Retype everything in the listing, leaving each line exactly as it is.

Data records –
§
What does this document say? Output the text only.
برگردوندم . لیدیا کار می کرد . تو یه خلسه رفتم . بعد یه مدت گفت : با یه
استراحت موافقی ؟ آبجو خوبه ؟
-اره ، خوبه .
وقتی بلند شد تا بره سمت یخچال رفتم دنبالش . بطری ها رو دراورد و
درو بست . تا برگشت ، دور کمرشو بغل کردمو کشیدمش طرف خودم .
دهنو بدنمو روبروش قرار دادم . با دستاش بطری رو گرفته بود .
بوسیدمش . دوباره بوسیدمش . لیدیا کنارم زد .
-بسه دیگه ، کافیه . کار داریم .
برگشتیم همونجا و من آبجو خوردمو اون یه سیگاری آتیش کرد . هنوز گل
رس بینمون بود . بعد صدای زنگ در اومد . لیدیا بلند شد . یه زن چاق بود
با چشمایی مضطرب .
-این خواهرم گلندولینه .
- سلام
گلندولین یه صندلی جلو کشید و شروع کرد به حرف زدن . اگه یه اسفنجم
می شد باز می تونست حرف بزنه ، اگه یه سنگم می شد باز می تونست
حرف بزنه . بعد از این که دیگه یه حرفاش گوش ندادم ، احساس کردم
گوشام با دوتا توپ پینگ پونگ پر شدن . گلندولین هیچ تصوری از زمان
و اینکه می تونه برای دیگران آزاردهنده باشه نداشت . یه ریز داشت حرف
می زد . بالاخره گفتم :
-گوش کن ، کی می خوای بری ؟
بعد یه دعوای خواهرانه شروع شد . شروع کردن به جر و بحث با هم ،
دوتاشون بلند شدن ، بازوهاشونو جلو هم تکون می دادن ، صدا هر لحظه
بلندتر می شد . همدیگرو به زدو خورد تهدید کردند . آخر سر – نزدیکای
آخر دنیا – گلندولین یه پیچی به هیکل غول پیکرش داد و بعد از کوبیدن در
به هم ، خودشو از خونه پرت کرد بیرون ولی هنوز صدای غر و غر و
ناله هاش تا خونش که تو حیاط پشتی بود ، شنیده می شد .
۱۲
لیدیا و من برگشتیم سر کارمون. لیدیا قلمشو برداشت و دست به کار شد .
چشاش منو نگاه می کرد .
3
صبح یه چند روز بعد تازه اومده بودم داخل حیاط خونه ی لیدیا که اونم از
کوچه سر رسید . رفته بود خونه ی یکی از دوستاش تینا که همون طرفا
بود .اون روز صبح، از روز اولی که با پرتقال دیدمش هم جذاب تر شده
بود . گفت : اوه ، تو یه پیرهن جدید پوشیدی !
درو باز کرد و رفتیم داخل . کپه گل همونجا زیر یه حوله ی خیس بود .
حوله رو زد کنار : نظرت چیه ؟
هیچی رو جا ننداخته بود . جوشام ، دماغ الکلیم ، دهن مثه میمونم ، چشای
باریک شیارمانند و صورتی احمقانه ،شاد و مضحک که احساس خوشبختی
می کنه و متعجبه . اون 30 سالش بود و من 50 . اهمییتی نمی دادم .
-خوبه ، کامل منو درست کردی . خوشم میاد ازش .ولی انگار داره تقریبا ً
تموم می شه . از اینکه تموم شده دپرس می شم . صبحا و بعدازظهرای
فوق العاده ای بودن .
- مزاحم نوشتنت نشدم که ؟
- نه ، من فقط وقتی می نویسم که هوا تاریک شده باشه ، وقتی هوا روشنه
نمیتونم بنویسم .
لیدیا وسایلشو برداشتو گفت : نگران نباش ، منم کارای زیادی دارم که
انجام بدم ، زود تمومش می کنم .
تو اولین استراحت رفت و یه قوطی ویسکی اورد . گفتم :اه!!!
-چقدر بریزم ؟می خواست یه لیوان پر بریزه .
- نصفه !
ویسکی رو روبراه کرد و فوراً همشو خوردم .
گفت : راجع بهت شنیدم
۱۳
§
Answer to the exercise –
What does this document say? Output the text only.
برگردوندم . لیدیا کار می کرد . تو یه خلسه رفتم . بعد یه مدت گفت : با یه
استراحت موافقی ؟ آبجو خوبه ؟
-اره ، خوبه .
وقتی بلند شد تا بره سمت یخچال رفتم دنبالش . بطری ها رو دراورد و
درو بست . تا برگشت ، دور کمرشو بغل کردمو کشیدمش طرف خودم .
دهنو بدنمو روبروش قرار دادم . با دستاش بطری رو گرفته بود .
بوسیدمش . دوباره بوسیدمش . لیدیا کنارم زد .
-بسه دیگه ، کافیه . کار داریم .
برگشتیم همونجا و من آبجو خوردمو اون یه سیگاری آتیش کرد . هنوز گل
رس بینمون بود . بعد صدای زنگ در اومد . لیدیا بلند شد . یه زن چاق بود
با چشمایی مضطرب .
-این خواهرم گلندولینه .
- سلام
گلندولین یه صندلی جلو کشید و شروع کرد به حرف زدن . اگه یه اسفنجم
می شد باز می تونست حرف بزنه ، اگه یه سنگم می شد باز می تونست
حرف بزنه . بعد از این که دیگه یه حرفاش گوش ندادم ، احساس کردم
گوشام با دوتا توپ پینگ پونگ پر شدن . گلندولین هیچ تصوری از زمان
و اینکه می تونه برای دیگران آزاردهنده باشه نداشت . یه ریز داشت حرف
می زد . بالاخره گفتم :
-گوش کن ، کی می خوای بری ؟
بعد یه دعوای خواهرانه شروع شد . شروع کردن به جر و بحث با هم ،
دوتاشون بلند شدن ، بازوهاشونو جلو هم تکون می دادن ، صدا هر لحظه
بلندتر می شد . همدیگرو به زدو خورد تهدید کردند . آخر سر – نزدیکای
آخر دنیا – گلندولین یه پیچی به هیکل غول پیکرش داد و بعد از کوبیدن در
به هم ، خودشو از خونه پرت کرد بیرون ولی هنوز صدای غر و غر و
ناله هاش تا خونش که تو حیاط پشتی بود ، شنیده می شد .
۱۲
لیدیا و من برگشتیم سر کارمون. لیدیا قلمشو برداشت و دست به کار شد .
چشاش منو نگاه می کرد .
3
صبح یه چند روز بعد تازه اومده بودم داخل حیاط خونه ی لیدیا که اونم از
کوچه سر رسید . رفته بود خونه ی یکی از دوستاش تینا که همون طرفا
بود .اون روز صبح، از روز اولی که با پرتقال دیدمش هم جذاب تر شده
بود . گفت : اوه ، تو یه پیرهن جدید پوشیدی !
درو باز کرد و رفتیم داخل . کپه گل همونجا زیر یه حوله ی خیس بود .
حوله رو زد کنار : نظرت چیه ؟
هیچی رو جا ننداخته بود . جوشام ، دماغ الکلیم ، دهن مثه میمونم ، چشای
باریک شیارمانند و صورتی احمقانه ،شاد و مضحک که احساس خوشبختی
می کنه و متعجبه . اون 30 سالش بود و من 50 . اهمییتی نمی دادم .
-خوبه ، کامل منو درست کردی . خوشم میاد ازش .ولی انگار داره تقریبا ً
تموم می شه . از اینکه تموم شده دپرس می شم . صبحا و بعدازظهرای
فوق العاده ای بودن .
- مزاحم نوشتنت نشدم که ؟
- نه ، من فقط وقتی می نویسم که هوا تاریک شده باشه ، وقتی هوا روشنه
نمیتونم بنویسم .
لیدیا وسایلشو برداشتو گفت : نگران نباش ، منم کارای زیادی دارم که
انجام بدم ، زود تمومش می کنم .
تو اولین استراحت رفت و یه قوطی ویسکی اورد . گفتم :اه!!!
-چقدر بریزم ؟می خواست یه لیوان پر بریزه .
- نصفه !
ویسکی رو روبراه کرد و فوراً همشو خوردم .
گفت : راجع بهت شنیدم
۱۳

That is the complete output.